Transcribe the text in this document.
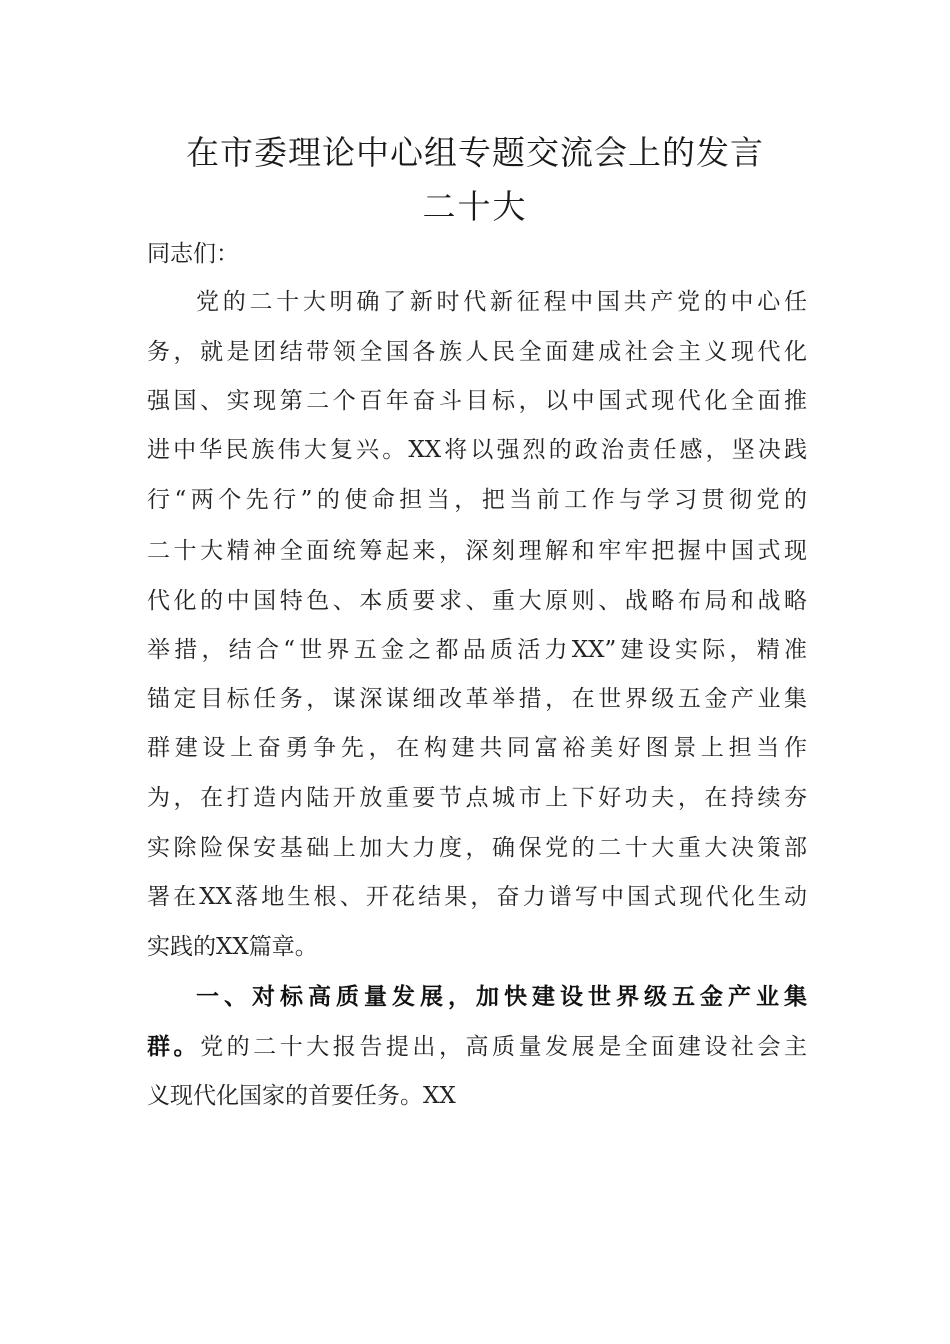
在市委理论中心组专题交流会上的发言
二十大
同志们：
党的二十大明确了新时代新征程中国共产党的中心任
务，就是团结带领全国各族人民全面建成社会主义现代化
强国、实现第二个百年奋斗目标，以中国式现代化全面推
进中华民族伟大复兴。XX将以强烈的政治责任感，坚决践
行“两个先行”的使命担当，把当前工作与学习贯彻党的
二十大精神全面统筹起来，深刻理解和牢牢把握中国式现
代化的中国特色、本质要求、重大原则、战略布局和战略
举措，结合“世界五金之都品质活力XX”建设实际，精准
锚定目标任务，谋深谋细改革举措，在世界级五金产业集
群建设上奋勇争先，在构建共同富裕美好图景上担当作
为，在打造内陆开放重要节点城市上下好功夫，在持续夯
实除险保安基础上加大力度，确保党的二十大重大决策部
署在XX落地生根、开花结果，奋力谱写中国式现代化生动
实践的XX篇章。
一、对标高质量发展，加快建设世界级五金产业集
群。党的二十大报告提出，高质量发展是全面建设社会主
义现代化国家的首要任务。XX
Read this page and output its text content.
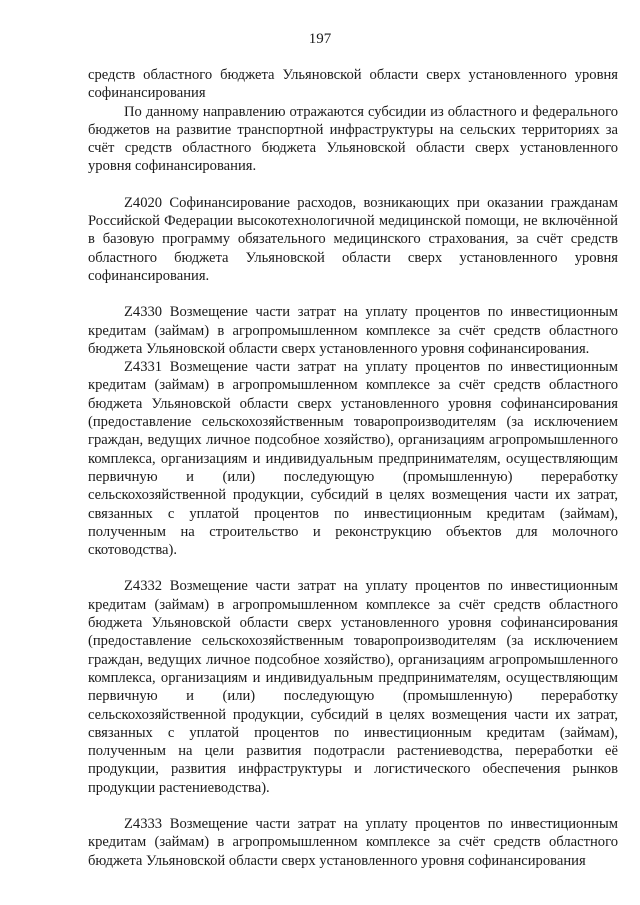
197

средств областного бюджета Ульяновской области сверх установленного уровня софинансирования

По данному направлению отражаются субсидии из областного и федерального бюджетов на развитие транспортной инфраструктуры на сельских территориях за счёт средств областного бюджета Ульяновской области сверх установленного уровня софинансирования.

Z4020 Софинансирование расходов, возникающих при оказании гражданам Российской Федерации высокотехнологичной медицинской помощи, не включённой в базовую программу обязательного медицинского страхования, за счёт средств областного бюджета Ульяновской области сверх установленного уровня софинансирования.

Z4330 Возмещение части затрат на уплату процентов по инвестиционным кредитам (займам) в агропромышленном комплексе за счёт средств областного бюджета Ульяновской области сверх установленного уровня софинансирования.

Z4331 Возмещение части затрат на уплату процентов по инвестиционным кредитам (займам) в агропромышленном комплексе за счёт средств областного бюджета Ульяновской области сверх установленного уровня софинансирования (предоставление сельскохозяйственным товаропроизводителям (за исключением граждан, ведущих личное подсобное хозяйство), организациям агропромышленного комплекса, организациям и индивидуальным предпринимателям, осуществляющим первичную и (или) последующую (промышленную) переработку сельскохозяйственной продукции, субсидий в целях возмещения части их затрат, связанных с уплатой процентов по инвестиционным кредитам (займам), полученным на строительство и реконструкцию объектов для молочного скотоводства).

Z4332 Возмещение части затрат на уплату процентов по инвестиционным кредитам (займам) в агропромышленном комплексе за счёт средств областного бюджета Ульяновской области сверх установленного уровня софинансирования (предоставление сельскохозяйственным товаропроизводителям (за исключением граждан, ведущих личное подсобное хозяйство), организациям агропромышленного комплекса, организациям и индивидуальным предпринимателям, осуществляющим первичную и (или) последующую (промышленную) переработку сельскохозяйственной продукции, субсидий в целях возмещения части их затрат, связанных с уплатой процентов по инвестиционным кредитам (займам), полученным на цели развития подотрасли растениеводства, переработки её продукции, развития инфраструктуры и логистического обеспечения рынков продукции растениеводства).

Z4333 Возмещение части затрат на уплату процентов по инвестиционным кредитам (займам) в агропромышленном комплексе за счёт средств областного бюджета Ульяновской области сверх установленного уровня софинансирования
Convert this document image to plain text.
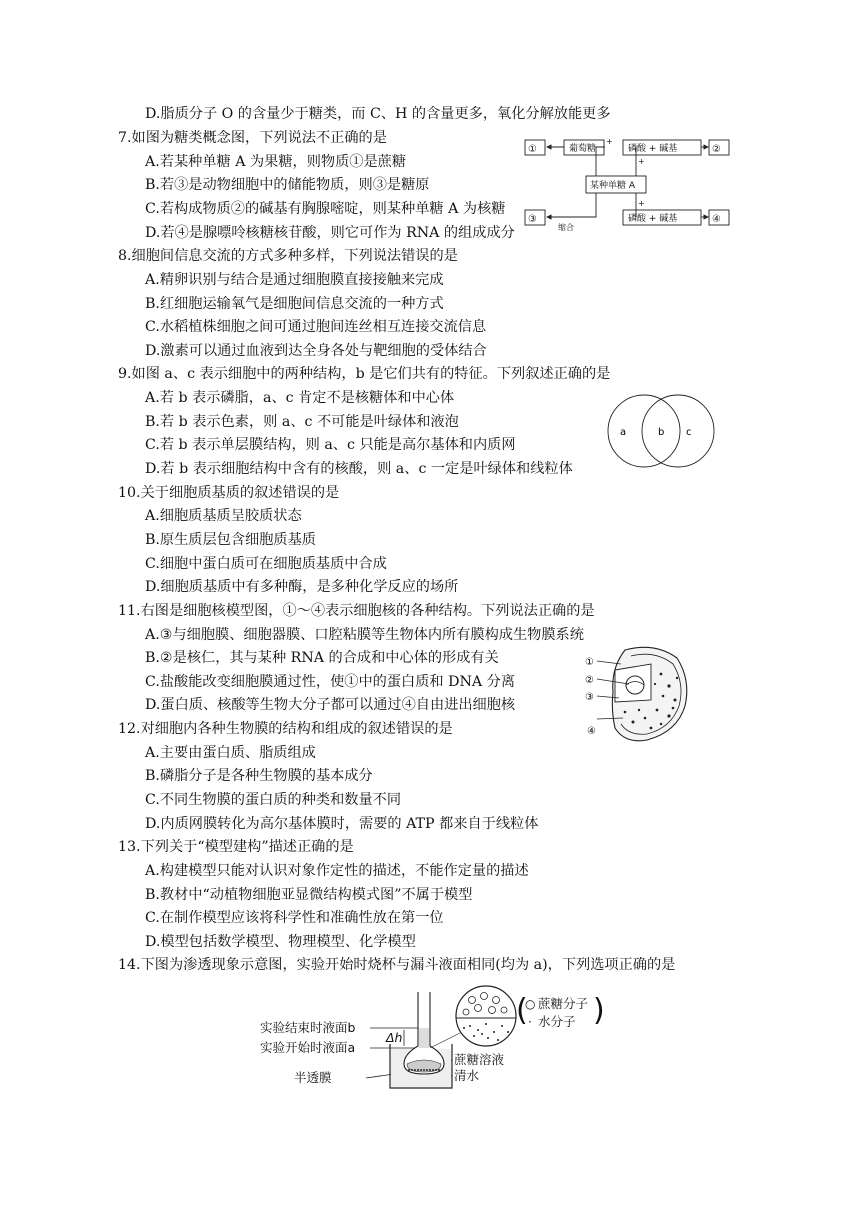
D.脂质分子 O 的含量少于糖类，而 C、H 的含量更多，氧化分解放能更多
7.如图为糖类概念图，下列说法不正确的是
A.若某种单糖 A 为果糖，则物质①是蔗糖
B.若③是动物细胞中的储能物质，则③是糖原
C.若构成物质②的碱基有胸腺嘧啶，则某种单糖 A 为核糖
D.若④是腺嘌呤核糖核苷酸，则它可作为 RNA 的组成成分
①	葡萄糖
某种单糖 A
磷酸 + 碱基	②
③	磷酸 + 碱基	④
+
+
+
缩合
8.细胞间信息交流的方式多种多样，下列说法错误的是
A.精卵识别与结合是通过细胞膜直接接触来完成
B.红细胞运输氧气是细胞间信息交流的一种方式
C.水稻植株细胞之间可通过胞间连丝相互连接交流信息
D.激素可以通过血液到达全身各处与靶细胞的受体结合
9.如图 a、c 表示细胞中的两种结构，b 是它们共有的特征。下列叙述正确的是
A.若 b 表示磷脂，a、c 肯定不是核糖体和中心体
B.若 b 表示色素，则 a、c 不可能是叶绿体和液泡
C.若 b 表示单层膜结构，则 a、c 只能是高尔基体和内质网
D.若 b 表示细胞结构中含有的核酸，则 a、c 一定是叶绿体和线粒体
a	b c
10.关于细胞质基质的叙述错误的是
A.细胞质基质呈胶质状态
B.原生质层包含细胞质基质
C.细胞中蛋白质可在细胞质基质中合成
D.细胞质基质中有多种酶，是多种化学反应的场所
11.右图是细胞核模型图，①～④表示细胞核的各种结构。下列说法正确的是
A.③与细胞膜、细胞器膜、口腔粘膜等生物体内所有膜构成生物膜系统
B.②是核仁，其与某种 RNA 的合成和中心体的形成有关
C.盐酸能改变细胞膜通过性，使①中的蛋白质和 DNA 分离
D.蛋白质、核酸等生物大分子都可以通过④自由进出细胞核
①
②
③
④
12.对细胞内各种生物膜的结构和组成的叙述错误的是
A.主要由蛋白质、脂质组成
B.磷脂分子是各种生物膜的基本成分
C.不同生物膜的蛋白质的种类和数量不同
D.内质网膜转化为高尔基体膜时，需要的 ATP 都来自于线粒体
13.下列关于“模型建构”描述正确的是
A.构建模型只能对认识对象作定性的描述，不能作定量的描述
B.教材中“动植物细胞亚显微结构模式图”不属于模型
C.在制作模型应该将科学性和准确性放在第一位
D.模型包括数学模型、物理模型、化学模型
14.下图为渗透现象示意图，实验开始时烧杯与漏斗液面相同(均为 a)，下列选项正确的是
实验结束时液面b
实验开始时液面a
半透膜
蔗糖溶液
清水
Δh
(
○ 蔗糖分子
· 水分子 )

→ EXERCISE:
Pick out and copy the lines of the entries that hold the string "инфраструктуры".

→ ANSWER TO THIS PROBLEM:
По данному направлению отражаются субсидии из областного и федерального бюджетов на развитие транспортной инфраструктуры на сельских территориях за счёт средств областного бюджета Ульяновской области сверх установленного уровня софинансирования.
Z4332 Возмещение части затрат на уплату процентов по инвестиционным кредитам (займам) в агропромышленном комплексе за счёт средств областного бюджета Ульяновской области сверх установленного уровня софинансирования (предоставление сельскохозяйственным товаропроизводителям (за исключением граждан, ведущих личное подсобное хозяйство), организациям агропромышленного комплекса, организациям и индивидуальным предпринимателям, осуществляющим первичную и (или) последующую (промышленную) переработку сельскохозяйственной продукции, субсидий в целях возмещения части их затрат, связанных с уплатой процентов по инвестиционным кредитам (займам), полученным на цели развития подотрасли растениеводства, переработки её продукции, развития инфраструктуры и логистического обеспечения рынков продукции растениеводства).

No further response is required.